→ Task inputs
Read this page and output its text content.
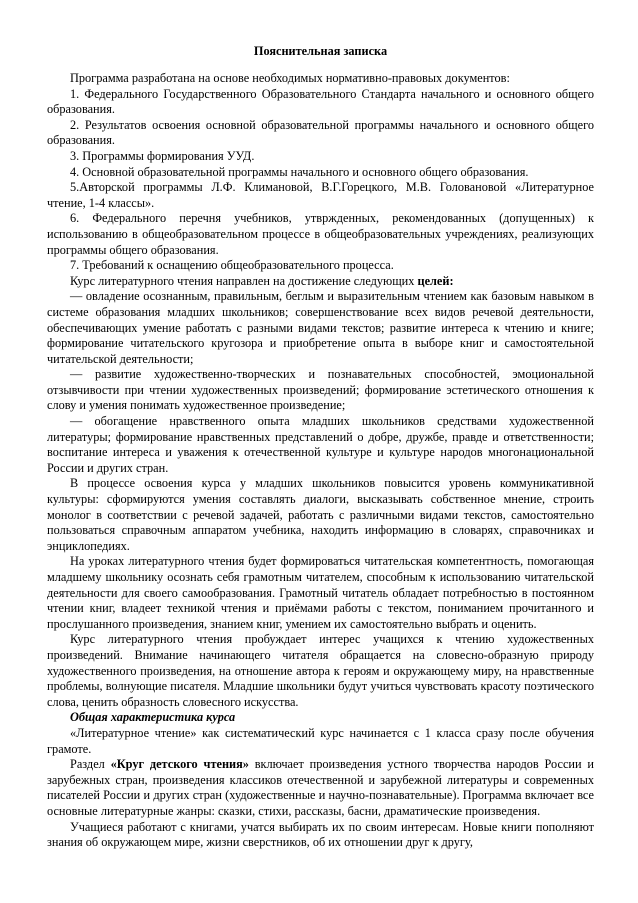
Пояснительная записка

Программа разработана на основе необходимых нормативно-правовых документов:

1. Федерального Государственного Образовательного Стандарта начального и основного общего образования.

2. Результатов освоения основной образовательной программы начального и основного общего образования.

3. Программы формирования УУД.

4. Основной образовательной программы начального и основного общего образования.

5.Авторской программы Л.Ф. Климановой, В.Г.Горецкого, М.В. Головановой «Литературное чтение, 1-4 классы».

6. Федерального перечня учебников, утвржденных, рекомендованных (допущенных) к использованию в общеобразовательном процессе в общеобразовательных учреждениях, реализующих программы общего образования.

7. Требований к оснащению общеобразовательного процесса.

Курс литературного чтения направлен на достижение следующих целей:

— овладение осознанным, правильным, беглым и выразительным чтением как базовым навыком в системе образования младших школьников; совершенствование всех видов речевой деятельности, обеспечивающих умение работать с разными видами текстов; развитие интереса к чтению и книге; формирование читательского кругозора и приобретение опыта в выборе книг и самостоятельной читательской деятельности;

— развитие художественно-творческих и познавательных способностей, эмоциональной отзывчивости при чтении художественных произведений; формирование эстетического отношения к слову и умения понимать художественное произведение;

— обогащение нравственного опыта младших школьников средствами художественной литературы; формирование нравственных представлений о добре, дружбе, правде и ответственности; воспитание интереса и уважения к отечественной культуре и культуре народов многонациональной России и других стран.

В процессе освоения курса у младших школьников повысится уровень коммуникативной культуры: сформируются умения составлять диалоги, высказывать собственное мнение, строить монолог в соответствии с речевой задачей, работать с различными видами текстов, самостоятельно пользоваться справочным аппаратом учебника, находить информацию в словарях, справочниках и энциклопедиях.

На уроках литературного чтения будет формироваться читательская компетентность, помогающая младшему школьнику осознать себя грамотным читателем, способным к использованию читательской деятельности для своего самообразования. Грамотный читатель обладает потребностью в постоянном чтении книг, владеет техникой чтения и приёмами работы с текстом, пониманием прочитанного и прослушанного произведения, знанием книг, умением их самостоятельно выбрать и оценить.

Курс литературного чтения пробуждает интерес учащихся к чтению художественных произведений. Внимание начинающего читателя обращается на словесно-образную природу художественного произведения, на отношение автора к героям и окружающему миру, на нравственные проблемы, волнующие писателя. Младшие школьники будут учиться чувствовать красоту поэтического слова, ценить образность словесного искусства.

Общая характеристика курса

«Литературное чтение» как систематический курс начинается с 1 класса сразу после обучения грамоте.

Раздел «Круг детского чтения» включает произведения устного творчества народов России и зарубежных стран, произведения классиков отечественной и зарубежной литературы и современных писателей России и других стран (художественные и научно-познавательные). Программа включает все основные литературные жанры: сказки, стихи, рассказы, басни, драматические произведения.

Учащиеся работают с книгами, учатся выбирать их по своим интересам. Новые книги пополняют знания об окружающем мире, жизни сверстников, об их отношении друг к другу,
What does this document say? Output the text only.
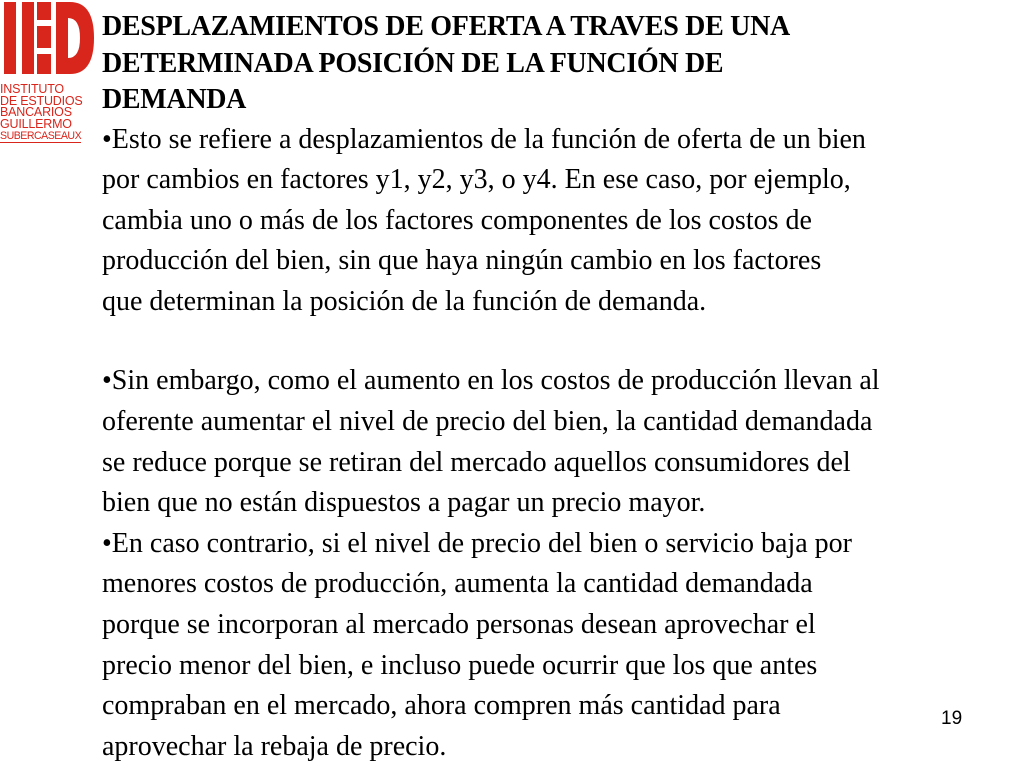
INSTITUTO
DE ESTUDIOS
BANCARIOS
GUILLERMO
SUBERCASEAUX
DESPLAZAMIENTOS DE OFERTA A TRAVES DE UNA
DETERMINADA POSICIÓN DE LA FUNCIÓN DE
DEMANDA

•Esto se refiere a desplazamientos de la función de oferta de un bien
por cambios en factores y1, y2, y3, o y4. En ese caso, por ejemplo,
cambia uno o más de los factores componentes de los costos de
producción del bien, sin que haya ningún cambio en los factores
que determinan la posición de la función de demanda.

•Sin embargo, como el aumento en los costos de producción llevan al
oferente aumentar el nivel de precio del bien, la cantidad demandada
se reduce porque se retiran del mercado aquellos consumidores del
bien que no están dispuestos a pagar un precio mayor.

•En caso contrario, si el nivel de precio del bien o servicio baja por
menores costos de producción, aumenta la cantidad demandada
porque se incorporan al mercado personas desean aprovechar el
precio menor del bien, e incluso puede ocurrir que los que antes
compraban en el mercado, ahora compren más cantidad para
aprovechar la rebaja de precio.

19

→ What you need to do
Where does the word "образовательной" appear? Return each line that holds it.

→ Response for this exercise
2. Результатов освоения основной образовательной программы начального и основного общего образования.
4. Основной образовательной программы начального и основного общего образования.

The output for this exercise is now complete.